WHAT THE EXERCISE ASKS: Look for the string "Katowicach" in every line, and copy each line that has it.

[start SUPPLIED RECORDS]

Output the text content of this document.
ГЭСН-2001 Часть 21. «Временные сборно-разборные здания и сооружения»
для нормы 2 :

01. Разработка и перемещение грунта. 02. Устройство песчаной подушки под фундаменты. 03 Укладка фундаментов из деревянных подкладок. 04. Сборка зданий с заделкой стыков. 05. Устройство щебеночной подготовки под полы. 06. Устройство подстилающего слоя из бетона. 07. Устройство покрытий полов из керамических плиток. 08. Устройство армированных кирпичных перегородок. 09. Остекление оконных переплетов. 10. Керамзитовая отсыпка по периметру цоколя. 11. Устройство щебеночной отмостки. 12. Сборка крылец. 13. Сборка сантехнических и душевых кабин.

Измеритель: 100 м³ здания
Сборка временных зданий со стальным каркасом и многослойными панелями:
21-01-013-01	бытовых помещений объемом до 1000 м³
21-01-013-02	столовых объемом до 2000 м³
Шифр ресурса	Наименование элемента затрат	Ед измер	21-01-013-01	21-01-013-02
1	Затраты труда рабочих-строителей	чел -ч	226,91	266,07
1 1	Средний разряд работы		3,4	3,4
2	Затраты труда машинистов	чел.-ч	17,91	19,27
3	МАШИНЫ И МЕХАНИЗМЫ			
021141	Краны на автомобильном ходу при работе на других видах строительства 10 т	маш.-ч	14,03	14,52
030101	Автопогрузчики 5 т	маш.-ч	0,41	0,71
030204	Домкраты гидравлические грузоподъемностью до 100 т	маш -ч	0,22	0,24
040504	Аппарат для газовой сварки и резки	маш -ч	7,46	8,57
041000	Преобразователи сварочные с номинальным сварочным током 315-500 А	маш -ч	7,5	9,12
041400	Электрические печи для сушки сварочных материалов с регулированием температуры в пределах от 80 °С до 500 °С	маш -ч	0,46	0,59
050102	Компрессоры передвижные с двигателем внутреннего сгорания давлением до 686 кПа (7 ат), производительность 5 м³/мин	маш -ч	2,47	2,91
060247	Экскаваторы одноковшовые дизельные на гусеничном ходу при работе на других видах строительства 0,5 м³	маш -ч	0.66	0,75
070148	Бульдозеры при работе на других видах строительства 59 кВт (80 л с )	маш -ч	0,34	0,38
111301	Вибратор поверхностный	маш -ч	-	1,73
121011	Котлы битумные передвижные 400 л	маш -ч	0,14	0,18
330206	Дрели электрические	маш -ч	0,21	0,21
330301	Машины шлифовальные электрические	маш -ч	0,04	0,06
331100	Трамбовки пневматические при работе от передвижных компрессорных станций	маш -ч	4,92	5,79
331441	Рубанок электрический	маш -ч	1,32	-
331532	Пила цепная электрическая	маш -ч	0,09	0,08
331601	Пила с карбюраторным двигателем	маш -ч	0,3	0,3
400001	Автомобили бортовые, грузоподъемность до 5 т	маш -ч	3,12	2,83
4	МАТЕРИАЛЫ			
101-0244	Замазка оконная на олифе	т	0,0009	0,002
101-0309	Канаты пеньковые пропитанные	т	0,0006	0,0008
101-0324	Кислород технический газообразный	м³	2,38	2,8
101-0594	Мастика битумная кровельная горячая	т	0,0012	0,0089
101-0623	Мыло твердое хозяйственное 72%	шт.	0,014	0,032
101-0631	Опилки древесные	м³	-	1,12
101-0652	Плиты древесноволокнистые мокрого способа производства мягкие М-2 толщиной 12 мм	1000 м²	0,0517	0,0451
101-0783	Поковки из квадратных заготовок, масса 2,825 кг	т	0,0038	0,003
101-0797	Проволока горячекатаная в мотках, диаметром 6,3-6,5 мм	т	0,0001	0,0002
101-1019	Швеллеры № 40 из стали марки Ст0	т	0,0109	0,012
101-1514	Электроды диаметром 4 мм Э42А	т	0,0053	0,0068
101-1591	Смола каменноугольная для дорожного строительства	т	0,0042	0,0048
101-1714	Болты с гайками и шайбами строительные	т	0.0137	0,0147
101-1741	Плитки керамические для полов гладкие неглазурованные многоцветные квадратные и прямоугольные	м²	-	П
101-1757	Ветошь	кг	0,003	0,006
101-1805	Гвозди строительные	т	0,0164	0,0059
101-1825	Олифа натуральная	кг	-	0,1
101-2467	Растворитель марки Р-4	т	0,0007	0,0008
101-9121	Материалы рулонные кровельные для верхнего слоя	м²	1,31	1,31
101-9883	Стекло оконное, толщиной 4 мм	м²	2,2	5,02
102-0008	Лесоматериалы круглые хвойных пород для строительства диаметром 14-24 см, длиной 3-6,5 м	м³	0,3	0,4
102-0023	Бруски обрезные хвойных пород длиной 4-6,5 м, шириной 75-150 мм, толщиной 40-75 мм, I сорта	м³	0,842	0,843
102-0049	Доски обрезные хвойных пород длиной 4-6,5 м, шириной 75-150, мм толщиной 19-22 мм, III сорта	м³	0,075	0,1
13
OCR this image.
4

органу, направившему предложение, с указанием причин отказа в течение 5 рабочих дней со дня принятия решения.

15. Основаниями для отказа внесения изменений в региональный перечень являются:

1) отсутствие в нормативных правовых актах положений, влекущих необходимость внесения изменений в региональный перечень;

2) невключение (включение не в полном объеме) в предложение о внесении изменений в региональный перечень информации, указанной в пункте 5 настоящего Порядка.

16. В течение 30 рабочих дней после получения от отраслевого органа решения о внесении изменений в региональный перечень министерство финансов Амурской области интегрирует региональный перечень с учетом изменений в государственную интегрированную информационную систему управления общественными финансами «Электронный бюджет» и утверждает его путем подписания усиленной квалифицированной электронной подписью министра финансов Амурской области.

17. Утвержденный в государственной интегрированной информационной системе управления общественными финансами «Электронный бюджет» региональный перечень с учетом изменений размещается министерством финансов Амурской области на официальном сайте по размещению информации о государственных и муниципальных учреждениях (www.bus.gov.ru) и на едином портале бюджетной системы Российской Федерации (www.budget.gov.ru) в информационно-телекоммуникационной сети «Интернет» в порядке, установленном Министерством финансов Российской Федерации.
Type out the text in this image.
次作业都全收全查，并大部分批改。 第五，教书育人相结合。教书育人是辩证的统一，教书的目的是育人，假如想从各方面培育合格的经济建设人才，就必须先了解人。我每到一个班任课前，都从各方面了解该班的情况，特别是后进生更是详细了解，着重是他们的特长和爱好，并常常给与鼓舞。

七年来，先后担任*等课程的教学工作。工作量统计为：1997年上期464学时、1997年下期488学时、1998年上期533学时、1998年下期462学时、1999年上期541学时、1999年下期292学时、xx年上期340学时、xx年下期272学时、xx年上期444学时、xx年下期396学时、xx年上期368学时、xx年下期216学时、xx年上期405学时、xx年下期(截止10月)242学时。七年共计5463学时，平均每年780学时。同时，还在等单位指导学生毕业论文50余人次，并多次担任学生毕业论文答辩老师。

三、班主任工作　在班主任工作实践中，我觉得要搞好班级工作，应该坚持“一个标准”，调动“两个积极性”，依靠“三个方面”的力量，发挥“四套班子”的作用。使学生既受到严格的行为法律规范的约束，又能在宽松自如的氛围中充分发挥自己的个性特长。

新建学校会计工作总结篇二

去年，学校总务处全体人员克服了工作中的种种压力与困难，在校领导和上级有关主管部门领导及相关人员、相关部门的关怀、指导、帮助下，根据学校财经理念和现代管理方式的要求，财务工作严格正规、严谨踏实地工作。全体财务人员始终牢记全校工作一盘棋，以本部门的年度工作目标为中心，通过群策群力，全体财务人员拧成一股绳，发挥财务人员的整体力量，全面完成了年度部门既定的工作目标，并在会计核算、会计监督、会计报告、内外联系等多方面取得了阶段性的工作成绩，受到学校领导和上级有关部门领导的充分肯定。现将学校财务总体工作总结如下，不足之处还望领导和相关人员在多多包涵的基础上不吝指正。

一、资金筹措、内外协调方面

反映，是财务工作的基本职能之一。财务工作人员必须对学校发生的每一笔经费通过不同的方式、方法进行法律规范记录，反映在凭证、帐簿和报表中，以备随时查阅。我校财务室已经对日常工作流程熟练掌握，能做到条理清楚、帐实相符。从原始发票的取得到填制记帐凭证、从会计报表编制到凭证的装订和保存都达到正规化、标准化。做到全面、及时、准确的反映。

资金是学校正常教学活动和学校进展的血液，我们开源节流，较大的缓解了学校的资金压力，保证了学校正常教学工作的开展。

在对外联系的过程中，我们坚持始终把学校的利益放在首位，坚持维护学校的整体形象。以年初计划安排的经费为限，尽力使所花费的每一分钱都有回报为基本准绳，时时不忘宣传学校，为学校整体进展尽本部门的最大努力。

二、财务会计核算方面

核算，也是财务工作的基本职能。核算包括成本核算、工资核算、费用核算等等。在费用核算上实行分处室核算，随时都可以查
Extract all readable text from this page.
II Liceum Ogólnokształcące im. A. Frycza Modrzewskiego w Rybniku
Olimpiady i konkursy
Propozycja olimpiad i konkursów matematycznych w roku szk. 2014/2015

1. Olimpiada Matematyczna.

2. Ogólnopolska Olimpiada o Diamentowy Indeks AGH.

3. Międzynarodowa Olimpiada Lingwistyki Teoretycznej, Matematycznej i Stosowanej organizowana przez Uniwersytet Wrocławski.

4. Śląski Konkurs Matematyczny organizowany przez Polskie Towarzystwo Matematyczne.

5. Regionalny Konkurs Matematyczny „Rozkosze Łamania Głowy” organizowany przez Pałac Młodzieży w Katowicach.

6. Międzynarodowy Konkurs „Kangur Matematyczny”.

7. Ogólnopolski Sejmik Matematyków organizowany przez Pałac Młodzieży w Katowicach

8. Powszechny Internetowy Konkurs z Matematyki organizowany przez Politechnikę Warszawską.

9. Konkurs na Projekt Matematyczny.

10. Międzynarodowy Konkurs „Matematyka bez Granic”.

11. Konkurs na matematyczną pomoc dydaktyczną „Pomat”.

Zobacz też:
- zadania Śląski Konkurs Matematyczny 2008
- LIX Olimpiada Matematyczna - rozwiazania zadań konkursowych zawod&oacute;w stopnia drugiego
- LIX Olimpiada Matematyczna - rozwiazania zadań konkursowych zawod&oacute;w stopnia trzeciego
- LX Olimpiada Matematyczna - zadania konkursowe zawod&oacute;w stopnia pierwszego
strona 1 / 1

[end SUPPLIED RECORDS]

CORRECT OUTPUT:
5. Regionalny Konkurs Matematyczny „Rozkosze Łamania Głowy” organizowany przez Pałac Młodzieży w Katowicach.
7. Ogólnopolski Sejmik Matematyków organizowany przez Pałac Młodzieży w Katowicach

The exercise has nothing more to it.